[Begin Material provided]
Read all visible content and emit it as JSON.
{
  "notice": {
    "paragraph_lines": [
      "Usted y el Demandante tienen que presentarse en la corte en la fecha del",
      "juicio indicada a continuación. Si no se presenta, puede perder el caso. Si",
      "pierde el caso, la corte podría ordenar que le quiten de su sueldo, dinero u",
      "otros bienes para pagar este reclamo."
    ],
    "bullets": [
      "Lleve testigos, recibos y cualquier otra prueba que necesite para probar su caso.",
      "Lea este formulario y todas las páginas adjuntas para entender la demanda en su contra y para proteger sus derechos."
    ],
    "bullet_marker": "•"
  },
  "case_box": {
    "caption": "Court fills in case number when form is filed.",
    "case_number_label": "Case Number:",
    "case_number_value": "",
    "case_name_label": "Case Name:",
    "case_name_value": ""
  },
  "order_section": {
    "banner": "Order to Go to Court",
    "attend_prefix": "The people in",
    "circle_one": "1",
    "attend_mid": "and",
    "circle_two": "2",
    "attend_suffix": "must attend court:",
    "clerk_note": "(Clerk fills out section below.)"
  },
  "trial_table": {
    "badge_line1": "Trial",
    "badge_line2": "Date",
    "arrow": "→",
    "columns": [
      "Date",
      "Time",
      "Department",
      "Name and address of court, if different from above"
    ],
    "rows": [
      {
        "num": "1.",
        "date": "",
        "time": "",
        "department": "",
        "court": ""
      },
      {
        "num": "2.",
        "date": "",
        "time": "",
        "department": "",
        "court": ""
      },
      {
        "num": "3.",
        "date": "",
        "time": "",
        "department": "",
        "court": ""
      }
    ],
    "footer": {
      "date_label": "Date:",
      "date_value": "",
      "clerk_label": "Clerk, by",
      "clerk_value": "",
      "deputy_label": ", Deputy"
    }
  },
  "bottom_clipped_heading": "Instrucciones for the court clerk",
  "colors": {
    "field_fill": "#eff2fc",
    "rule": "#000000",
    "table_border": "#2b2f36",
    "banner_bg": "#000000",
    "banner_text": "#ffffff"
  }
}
[End Material provided]
Direction:
Produce an exact copy of all the records.

Result of the exercise:
Read all visible content and emit it as JSON.
{
  "notice": {
    "paragraph_lines": [
      "Usted y el Demandante tienen que presentarse en la corte en la fecha del",
      "juicio indicada a continuación. Si no se presenta, puede perder el caso. Si",
      "pierde el caso, la corte podría ordenar que le quiten de su sueldo, dinero u",
      "otros bienes para pagar este reclamo."
    ],
    "bullets": [
      "Lleve testigos, recibos y cualquier otra prueba que necesite para probar su caso.",
      "Lea este formulario y todas las páginas adjuntas para entender la demanda en su contra y para proteger sus derechos."
    ],
    "bullet_marker": "•"
  },
  "case_box": {
    "caption": "Court fills in case number when form is filed.",
    "case_number_label": "Case Number:",
    "case_number_value": "",
    "case_name_label": "Case Name:",
    "case_name_value": ""
  },
  "order_section": {
    "banner": "Order to Go to Court",
    "attend_prefix": "The people in",
    "circle_one": "1",
    "attend_mid": "and",
    "circle_two": "2",
    "attend_suffix": "must attend court:",
    "clerk_note": "(Clerk fills out section below.)"
  },
  "trial_table": {
    "badge_line1": "Trial",
    "badge_line2": "Date",
    "arrow": "→",
    "columns": [
      "Date",
      "Time",
      "Department",
      "Name and address of court, if different from above"
    ],
    "rows": [
      {
        "num": "1.",
        "date": "",
        "time": "",
        "department": "",
        "court": ""
      },
      {
        "num": "2.",
        "date": "",
        "time": "",
        "department": "",
        "court": ""
      },
      {
        "num": "3.",
        "date": "",
        "time": "",
        "department": "",
        "court": ""
      }
    ],
    "footer": {
      "date_label": "Date:",
      "date_value": "",
      "clerk_label": "Clerk, by",
      "clerk_value": "",
      "deputy_label": ", Deputy"
    }
  },
  "bottom_clipped_heading": "Instrucciones for the court clerk",
  "colors": {
    "field_fill": "#eff2fc",
    "rule": "#000000",
    "table_border": "#2b2f36",
    "banner_bg": "#000000",
    "banner_text": "#ffffff"
  }
}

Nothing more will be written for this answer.